## Stated exercise
Pick every line from the data that holds the word "NeutralDrone".

## Records to process
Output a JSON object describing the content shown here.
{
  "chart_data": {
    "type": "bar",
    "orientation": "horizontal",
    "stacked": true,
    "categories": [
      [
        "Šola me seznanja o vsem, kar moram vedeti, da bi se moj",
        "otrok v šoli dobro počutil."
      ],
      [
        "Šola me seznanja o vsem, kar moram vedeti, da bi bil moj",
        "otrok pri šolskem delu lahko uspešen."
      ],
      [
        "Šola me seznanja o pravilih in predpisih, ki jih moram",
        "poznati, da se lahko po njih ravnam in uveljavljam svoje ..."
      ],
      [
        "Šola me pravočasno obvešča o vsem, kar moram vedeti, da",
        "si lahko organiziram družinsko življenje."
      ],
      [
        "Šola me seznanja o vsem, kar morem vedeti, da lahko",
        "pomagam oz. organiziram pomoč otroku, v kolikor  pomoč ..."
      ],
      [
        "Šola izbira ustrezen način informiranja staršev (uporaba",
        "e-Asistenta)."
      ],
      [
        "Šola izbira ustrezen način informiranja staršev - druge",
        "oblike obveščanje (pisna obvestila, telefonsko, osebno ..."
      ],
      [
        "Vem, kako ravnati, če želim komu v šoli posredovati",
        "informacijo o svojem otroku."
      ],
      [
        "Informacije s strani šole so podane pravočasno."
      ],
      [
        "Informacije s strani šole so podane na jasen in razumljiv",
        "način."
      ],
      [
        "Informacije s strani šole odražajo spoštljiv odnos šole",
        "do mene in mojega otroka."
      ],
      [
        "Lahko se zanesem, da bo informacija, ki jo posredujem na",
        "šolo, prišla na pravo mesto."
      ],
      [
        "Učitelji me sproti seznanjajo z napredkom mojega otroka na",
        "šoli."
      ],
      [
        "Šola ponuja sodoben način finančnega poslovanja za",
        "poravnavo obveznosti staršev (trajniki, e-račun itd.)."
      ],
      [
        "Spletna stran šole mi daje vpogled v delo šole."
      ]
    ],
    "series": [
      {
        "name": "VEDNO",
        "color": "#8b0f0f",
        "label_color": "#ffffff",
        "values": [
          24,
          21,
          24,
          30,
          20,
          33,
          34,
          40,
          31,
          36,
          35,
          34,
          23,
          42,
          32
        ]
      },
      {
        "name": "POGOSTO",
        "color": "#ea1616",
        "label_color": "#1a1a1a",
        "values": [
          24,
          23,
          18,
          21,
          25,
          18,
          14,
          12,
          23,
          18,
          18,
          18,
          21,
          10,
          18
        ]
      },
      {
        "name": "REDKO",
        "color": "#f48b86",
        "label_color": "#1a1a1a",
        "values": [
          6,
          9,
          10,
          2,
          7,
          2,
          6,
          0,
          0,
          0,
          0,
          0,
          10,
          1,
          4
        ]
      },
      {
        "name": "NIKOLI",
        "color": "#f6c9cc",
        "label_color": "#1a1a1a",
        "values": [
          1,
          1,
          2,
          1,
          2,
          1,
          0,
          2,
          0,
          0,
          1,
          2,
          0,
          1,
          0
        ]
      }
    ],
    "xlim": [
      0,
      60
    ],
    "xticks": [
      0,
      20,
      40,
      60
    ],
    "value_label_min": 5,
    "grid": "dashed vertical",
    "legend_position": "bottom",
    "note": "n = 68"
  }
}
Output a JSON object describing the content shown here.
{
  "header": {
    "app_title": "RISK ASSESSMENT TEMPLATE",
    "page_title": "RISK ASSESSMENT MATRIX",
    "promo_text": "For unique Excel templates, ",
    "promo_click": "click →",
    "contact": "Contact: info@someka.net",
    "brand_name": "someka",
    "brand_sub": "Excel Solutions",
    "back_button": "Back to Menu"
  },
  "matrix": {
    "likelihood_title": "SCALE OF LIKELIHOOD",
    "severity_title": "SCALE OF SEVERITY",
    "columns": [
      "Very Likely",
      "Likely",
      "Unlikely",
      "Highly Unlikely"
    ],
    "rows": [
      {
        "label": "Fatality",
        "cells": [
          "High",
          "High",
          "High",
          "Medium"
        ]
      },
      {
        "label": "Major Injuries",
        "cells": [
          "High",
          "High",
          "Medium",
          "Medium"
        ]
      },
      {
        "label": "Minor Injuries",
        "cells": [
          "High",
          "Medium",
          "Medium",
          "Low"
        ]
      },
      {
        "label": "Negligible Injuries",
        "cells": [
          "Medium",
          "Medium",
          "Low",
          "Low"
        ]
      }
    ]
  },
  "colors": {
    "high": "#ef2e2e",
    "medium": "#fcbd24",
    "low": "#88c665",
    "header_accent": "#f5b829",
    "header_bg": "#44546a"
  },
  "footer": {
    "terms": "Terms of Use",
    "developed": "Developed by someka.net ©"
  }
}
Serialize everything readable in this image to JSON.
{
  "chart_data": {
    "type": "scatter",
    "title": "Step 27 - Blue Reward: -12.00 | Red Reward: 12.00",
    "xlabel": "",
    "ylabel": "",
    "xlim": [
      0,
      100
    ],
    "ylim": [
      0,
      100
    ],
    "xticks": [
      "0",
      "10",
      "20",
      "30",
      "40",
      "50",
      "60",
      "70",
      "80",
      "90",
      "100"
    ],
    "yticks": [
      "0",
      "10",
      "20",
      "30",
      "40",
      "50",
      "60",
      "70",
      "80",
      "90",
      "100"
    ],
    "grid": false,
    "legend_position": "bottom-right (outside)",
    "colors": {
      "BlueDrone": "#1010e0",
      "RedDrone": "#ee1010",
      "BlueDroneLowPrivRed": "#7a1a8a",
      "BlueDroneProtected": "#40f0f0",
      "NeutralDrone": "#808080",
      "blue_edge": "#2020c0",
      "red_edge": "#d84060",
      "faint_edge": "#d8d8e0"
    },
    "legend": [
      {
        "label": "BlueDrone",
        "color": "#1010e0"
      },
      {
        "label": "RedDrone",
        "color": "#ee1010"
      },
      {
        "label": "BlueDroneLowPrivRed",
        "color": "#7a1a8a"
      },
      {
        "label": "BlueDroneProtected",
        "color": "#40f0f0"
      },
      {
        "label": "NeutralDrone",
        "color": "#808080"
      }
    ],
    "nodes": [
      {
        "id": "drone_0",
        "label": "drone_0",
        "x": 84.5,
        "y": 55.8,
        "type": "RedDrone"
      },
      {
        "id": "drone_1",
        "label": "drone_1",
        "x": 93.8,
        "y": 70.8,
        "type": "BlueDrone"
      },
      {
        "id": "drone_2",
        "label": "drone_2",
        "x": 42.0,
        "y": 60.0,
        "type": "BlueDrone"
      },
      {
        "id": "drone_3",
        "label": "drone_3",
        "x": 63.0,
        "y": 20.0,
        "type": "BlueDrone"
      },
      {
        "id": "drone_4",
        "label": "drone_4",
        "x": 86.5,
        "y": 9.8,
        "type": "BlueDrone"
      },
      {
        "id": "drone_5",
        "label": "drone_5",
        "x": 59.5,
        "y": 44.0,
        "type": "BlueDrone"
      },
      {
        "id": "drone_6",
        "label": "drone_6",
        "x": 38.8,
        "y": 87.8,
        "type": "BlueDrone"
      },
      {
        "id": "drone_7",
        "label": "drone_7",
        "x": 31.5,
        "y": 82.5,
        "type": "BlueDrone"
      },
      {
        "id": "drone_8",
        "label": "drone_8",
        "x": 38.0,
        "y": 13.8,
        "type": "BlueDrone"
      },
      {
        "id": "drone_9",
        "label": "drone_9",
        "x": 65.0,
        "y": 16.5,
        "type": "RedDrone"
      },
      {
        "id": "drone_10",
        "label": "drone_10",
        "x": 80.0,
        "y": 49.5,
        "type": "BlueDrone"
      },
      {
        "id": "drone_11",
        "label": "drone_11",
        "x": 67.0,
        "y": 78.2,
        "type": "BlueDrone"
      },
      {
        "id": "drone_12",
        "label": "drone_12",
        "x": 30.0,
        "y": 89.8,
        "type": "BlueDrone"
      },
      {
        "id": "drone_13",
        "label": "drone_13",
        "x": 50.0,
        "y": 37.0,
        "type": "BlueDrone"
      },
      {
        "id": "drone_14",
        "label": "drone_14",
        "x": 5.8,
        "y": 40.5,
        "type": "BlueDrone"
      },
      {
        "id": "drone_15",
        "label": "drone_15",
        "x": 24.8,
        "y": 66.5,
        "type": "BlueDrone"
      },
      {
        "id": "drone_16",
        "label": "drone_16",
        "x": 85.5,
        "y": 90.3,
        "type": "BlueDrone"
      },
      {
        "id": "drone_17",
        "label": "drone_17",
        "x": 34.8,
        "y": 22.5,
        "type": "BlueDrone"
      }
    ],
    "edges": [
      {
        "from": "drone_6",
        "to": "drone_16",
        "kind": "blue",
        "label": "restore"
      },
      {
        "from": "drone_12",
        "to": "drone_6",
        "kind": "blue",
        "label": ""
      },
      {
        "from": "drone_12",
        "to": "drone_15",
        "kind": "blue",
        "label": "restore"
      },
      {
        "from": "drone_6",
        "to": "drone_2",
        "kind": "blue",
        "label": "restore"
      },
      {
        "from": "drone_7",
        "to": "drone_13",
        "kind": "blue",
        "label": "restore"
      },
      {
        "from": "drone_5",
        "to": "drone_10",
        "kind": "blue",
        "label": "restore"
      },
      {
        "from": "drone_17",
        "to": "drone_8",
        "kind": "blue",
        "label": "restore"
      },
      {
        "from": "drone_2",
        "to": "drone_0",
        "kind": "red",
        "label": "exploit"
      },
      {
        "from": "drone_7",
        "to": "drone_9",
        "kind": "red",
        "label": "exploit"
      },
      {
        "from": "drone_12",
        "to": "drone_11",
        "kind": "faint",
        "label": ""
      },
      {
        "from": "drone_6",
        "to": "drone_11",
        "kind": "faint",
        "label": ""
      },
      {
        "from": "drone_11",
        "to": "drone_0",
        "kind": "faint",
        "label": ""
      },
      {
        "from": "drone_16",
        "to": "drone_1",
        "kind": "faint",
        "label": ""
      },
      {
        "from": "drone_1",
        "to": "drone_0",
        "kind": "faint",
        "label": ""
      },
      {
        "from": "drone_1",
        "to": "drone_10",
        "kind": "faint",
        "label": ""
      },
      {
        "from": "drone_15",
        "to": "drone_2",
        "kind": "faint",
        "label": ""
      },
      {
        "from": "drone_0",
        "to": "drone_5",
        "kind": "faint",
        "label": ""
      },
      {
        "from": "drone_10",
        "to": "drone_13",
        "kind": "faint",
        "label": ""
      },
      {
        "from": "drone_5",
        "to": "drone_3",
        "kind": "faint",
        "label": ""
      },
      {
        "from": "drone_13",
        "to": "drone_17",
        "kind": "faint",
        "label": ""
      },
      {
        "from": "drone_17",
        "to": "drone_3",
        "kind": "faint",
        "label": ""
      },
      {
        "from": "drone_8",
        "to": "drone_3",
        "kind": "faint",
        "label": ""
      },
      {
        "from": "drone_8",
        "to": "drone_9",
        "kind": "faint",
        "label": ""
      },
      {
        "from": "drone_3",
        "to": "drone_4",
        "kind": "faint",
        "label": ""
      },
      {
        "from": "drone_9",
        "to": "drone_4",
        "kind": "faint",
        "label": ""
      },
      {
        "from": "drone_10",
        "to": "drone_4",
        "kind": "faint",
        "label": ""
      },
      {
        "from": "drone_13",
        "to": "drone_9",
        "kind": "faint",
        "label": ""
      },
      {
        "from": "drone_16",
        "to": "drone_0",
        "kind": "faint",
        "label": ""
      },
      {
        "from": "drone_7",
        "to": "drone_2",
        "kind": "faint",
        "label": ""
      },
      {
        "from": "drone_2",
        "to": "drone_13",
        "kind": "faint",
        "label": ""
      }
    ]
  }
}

## Finished exercise
      "NeutralDrone": "#808080",
        "label": "NeutralDrone",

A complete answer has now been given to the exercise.